■ EXERCISE ■
Tally the lines holding the string "slides" and reply with that number alone.

■ SUPPLIED INFORMATION ■
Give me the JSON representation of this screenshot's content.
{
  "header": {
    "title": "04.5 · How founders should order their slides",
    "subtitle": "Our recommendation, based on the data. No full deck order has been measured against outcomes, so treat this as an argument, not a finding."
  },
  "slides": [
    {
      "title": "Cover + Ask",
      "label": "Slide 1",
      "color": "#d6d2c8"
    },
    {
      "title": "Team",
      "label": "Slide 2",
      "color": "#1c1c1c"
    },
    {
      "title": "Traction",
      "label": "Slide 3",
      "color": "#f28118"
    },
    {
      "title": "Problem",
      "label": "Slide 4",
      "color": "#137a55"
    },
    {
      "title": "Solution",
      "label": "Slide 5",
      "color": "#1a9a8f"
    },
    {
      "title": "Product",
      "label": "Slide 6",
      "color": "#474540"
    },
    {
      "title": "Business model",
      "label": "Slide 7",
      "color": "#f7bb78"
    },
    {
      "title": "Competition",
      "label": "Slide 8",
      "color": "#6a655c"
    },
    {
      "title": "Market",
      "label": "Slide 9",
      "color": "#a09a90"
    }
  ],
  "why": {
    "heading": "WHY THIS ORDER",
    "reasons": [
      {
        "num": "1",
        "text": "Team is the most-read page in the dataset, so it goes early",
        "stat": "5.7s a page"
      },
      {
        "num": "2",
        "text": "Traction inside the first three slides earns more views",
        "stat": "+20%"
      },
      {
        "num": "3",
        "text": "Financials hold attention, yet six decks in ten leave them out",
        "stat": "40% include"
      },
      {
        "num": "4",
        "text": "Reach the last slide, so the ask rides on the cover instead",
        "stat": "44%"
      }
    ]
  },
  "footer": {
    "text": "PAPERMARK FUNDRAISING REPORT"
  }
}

■ RESULT FOR THIS TASK ■
3